→ Written request:
Omit all pictures, then retype the data exactly as given.
━━━━
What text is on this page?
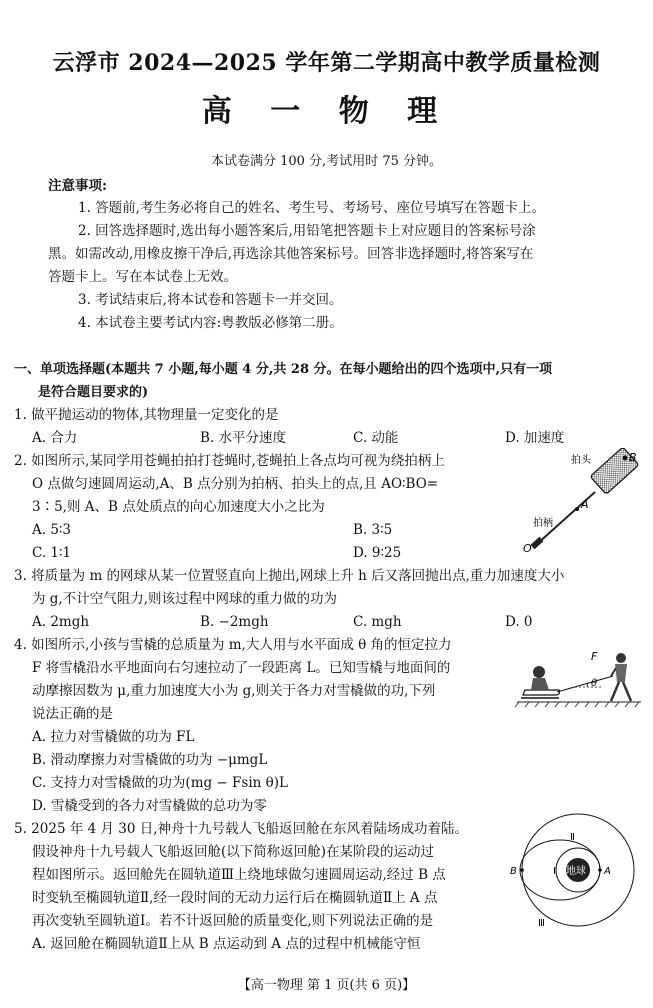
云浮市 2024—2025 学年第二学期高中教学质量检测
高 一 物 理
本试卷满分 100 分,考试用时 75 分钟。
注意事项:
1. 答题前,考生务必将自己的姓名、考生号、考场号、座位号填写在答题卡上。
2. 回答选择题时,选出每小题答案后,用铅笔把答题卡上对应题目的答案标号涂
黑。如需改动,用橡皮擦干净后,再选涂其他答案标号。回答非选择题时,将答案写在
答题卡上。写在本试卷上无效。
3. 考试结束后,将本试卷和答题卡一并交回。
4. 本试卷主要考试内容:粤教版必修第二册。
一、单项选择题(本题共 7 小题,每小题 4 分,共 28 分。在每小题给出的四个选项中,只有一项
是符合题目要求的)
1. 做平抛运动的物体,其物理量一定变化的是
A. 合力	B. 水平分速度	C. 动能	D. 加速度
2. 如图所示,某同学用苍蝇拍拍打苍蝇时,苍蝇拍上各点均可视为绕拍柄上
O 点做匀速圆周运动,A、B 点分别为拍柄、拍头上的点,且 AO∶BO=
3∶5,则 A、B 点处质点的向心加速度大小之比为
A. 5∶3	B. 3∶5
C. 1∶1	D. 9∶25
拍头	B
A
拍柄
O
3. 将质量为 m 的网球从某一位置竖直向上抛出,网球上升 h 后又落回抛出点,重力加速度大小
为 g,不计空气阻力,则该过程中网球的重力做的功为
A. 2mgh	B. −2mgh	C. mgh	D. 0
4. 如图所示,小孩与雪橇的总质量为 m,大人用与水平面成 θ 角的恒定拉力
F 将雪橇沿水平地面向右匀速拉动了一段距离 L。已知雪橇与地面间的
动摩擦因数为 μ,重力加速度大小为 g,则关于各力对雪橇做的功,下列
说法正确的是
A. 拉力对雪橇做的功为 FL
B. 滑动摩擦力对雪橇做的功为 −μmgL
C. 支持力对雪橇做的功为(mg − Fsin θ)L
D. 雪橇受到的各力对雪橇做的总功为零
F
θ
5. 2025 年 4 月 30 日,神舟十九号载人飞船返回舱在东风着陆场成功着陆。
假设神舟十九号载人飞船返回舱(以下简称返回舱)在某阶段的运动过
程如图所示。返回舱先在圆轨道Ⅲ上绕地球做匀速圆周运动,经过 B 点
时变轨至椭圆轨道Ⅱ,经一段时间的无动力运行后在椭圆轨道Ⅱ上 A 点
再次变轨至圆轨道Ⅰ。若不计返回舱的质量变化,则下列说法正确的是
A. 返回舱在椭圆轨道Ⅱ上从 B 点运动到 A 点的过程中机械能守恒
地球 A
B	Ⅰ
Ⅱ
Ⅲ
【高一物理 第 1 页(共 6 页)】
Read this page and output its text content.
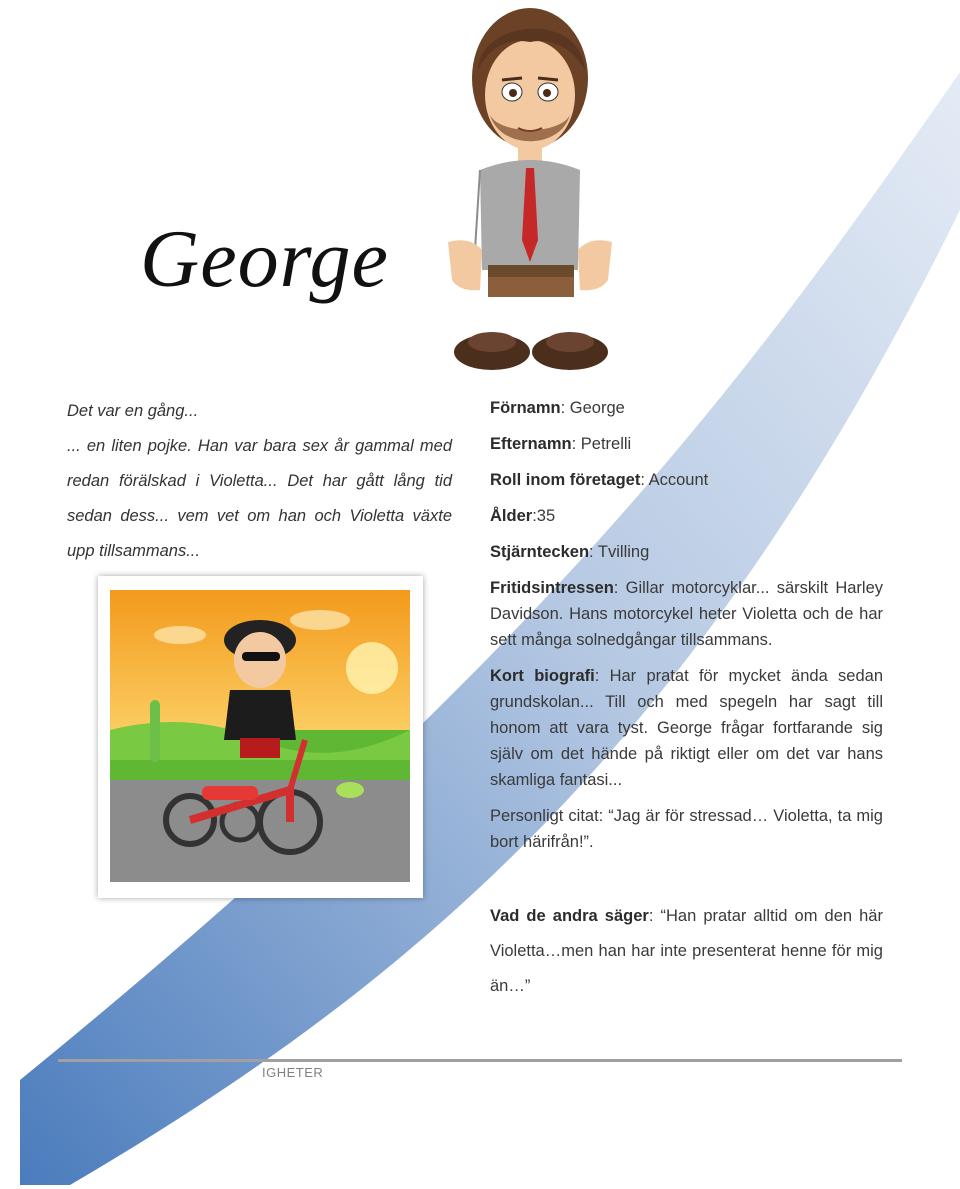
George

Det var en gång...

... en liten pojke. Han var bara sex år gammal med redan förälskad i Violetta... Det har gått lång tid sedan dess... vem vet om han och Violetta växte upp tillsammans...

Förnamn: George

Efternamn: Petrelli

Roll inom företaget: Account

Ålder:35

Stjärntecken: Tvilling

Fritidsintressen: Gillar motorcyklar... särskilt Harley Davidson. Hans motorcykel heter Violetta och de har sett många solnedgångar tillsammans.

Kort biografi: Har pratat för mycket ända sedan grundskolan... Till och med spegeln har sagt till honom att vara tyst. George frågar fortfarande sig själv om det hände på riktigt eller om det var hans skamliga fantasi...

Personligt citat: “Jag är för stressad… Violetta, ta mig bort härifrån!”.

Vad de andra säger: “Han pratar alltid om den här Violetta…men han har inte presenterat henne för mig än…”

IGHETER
━━━━
→ Result:
What text is on this page?
云浮市 2024—2025 学年第二学期高中教学质量检测
高 一 物 理
本试卷满分 100 分,考试用时 75 分钟。
注意事项:
1. 答题前,考生务必将自己的姓名、考生号、考场号、座位号填写在答题卡上。
2. 回答选择题时,选出每小题答案后,用铅笔把答题卡上对应题目的答案标号涂
黑。如需改动,用橡皮擦干净后,再选涂其他答案标号。回答非选择题时,将答案写在
答题卡上。写在本试卷上无效。
3. 考试结束后,将本试卷和答题卡一并交回。
4. 本试卷主要考试内容:粤教版必修第二册。
一、单项选择题(本题共 7 小题,每小题 4 分,共 28 分。在每小题给出的四个选项中,只有一项
是符合题目要求的)
1. 做平抛运动的物体,其物理量一定变化的是
A. 合力	B. 水平分速度	C. 动能	D. 加速度
2. 如图所示,某同学用苍蝇拍拍打苍蝇时,苍蝇拍上各点均可视为绕拍柄上
O 点做匀速圆周运动,A、B 点分别为拍柄、拍头上的点,且 AO∶BO=
3∶5,则 A、B 点处质点的向心加速度大小之比为
A. 5∶3	B. 3∶5
C. 1∶1	D. 9∶25
拍头	B
A
拍柄
O
3. 将质量为 m 的网球从某一位置竖直向上抛出,网球上升 h 后又落回抛出点,重力加速度大小
为 g,不计空气阻力,则该过程中网球的重力做的功为
A. 2mgh	B. −2mgh	C. mgh	D. 0
4. 如图所示,小孩与雪橇的总质量为 m,大人用与水平面成 θ 角的恒定拉力
F 将雪橇沿水平地面向右匀速拉动了一段距离 L。已知雪橇与地面间的
动摩擦因数为 μ,重力加速度大小为 g,则关于各力对雪橇做的功,下列
说法正确的是
A. 拉力对雪橇做的功为 FL
B. 滑动摩擦力对雪橇做的功为 −μmgL
C. 支持力对雪橇做的功为(mg − Fsin θ)L
D. 雪橇受到的各力对雪橇做的总功为零
F
θ
5. 2025 年 4 月 30 日,神舟十九号载人飞船返回舱在东风着陆场成功着陆。
假设神舟十九号载人飞船返回舱(以下简称返回舱)在某阶段的运动过
程如图所示。返回舱先在圆轨道Ⅲ上绕地球做匀速圆周运动,经过 B 点
时变轨至椭圆轨道Ⅱ,经一段时间的无动力运行后在椭圆轨道Ⅱ上 A 点
再次变轨至圆轨道Ⅰ。若不计返回舱的质量变化,则下列说法正确的是
A. 返回舱在椭圆轨道Ⅱ上从 B 点运动到 A 点的过程中机械能守恒
地球 A
B	Ⅰ
Ⅱ
Ⅲ
【高一物理 第 1 页(共 6 页)】
Read this page and output its text content.
George

Det var en gång...

... en liten pojke. Han var bara sex år gammal med redan förälskad i Violetta... Det har gått lång tid sedan dess... vem vet om han och Violetta växte upp tillsammans...

Förnamn: George

Efternamn: Petrelli

Roll inom företaget: Account

Ålder:35

Stjärntecken: Tvilling

Fritidsintressen: Gillar motorcyklar... särskilt Harley Davidson. Hans motorcykel heter Violetta och de har sett många solnedgångar tillsammans.

Kort biografi: Har pratat för mycket ända sedan grundskolan... Till och med spegeln har sagt till honom att vara tyst. George frågar fortfarande sig själv om det hände på riktigt eller om det var hans skamliga fantasi...

Personligt citat: “Jag är för stressad… Violetta, ta mig bort härifrån!”.

Vad de andra säger: “Han pratar alltid om den här Violetta…men han har inte presenterat henne för mig än…”

IGHETER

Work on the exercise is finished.